Supplied records:

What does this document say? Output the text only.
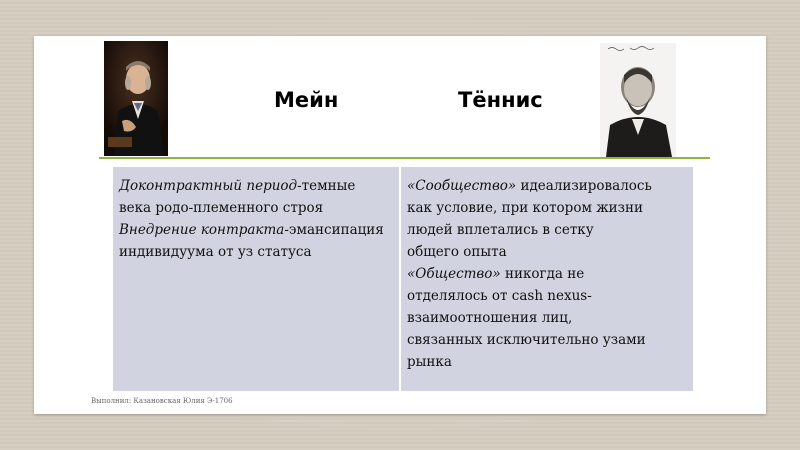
Мейн	Тённис
Доконтрактный период-темные
века родо-племенного строя
Внедрение контракта-эмансипация
индивидуума от уз статуса
«Сообщество» идеализировалось
как условие, при котором жизни
людей вплетались в сетку
общего опыта
«Общество» никогда не
отделялось от cash nexus-
взаимоотношения лиц,
связанных исключительно узами
рынка
Выполнил: Казановская Юлия Э-1706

What is being asked: Return the entries unchanged, save for the pictures, which do not belong in the copy.

Complete response:
What does this document say? Output the text only.
Мейн	Тённис
Доконтрактный период-темные
века родо-племенного строя
Внедрение контракта-эмансипация
индивидуума от уз статуса
«Сообщество» идеализировалось
как условие, при котором жизни
людей вплетались в сетку
общего опыта
«Общество» никогда не
отделялось от cash nexus-
взаимоотношения лиц,
связанных исключительно узами
рынка
Выполнил: Казановская Юлия Э-1706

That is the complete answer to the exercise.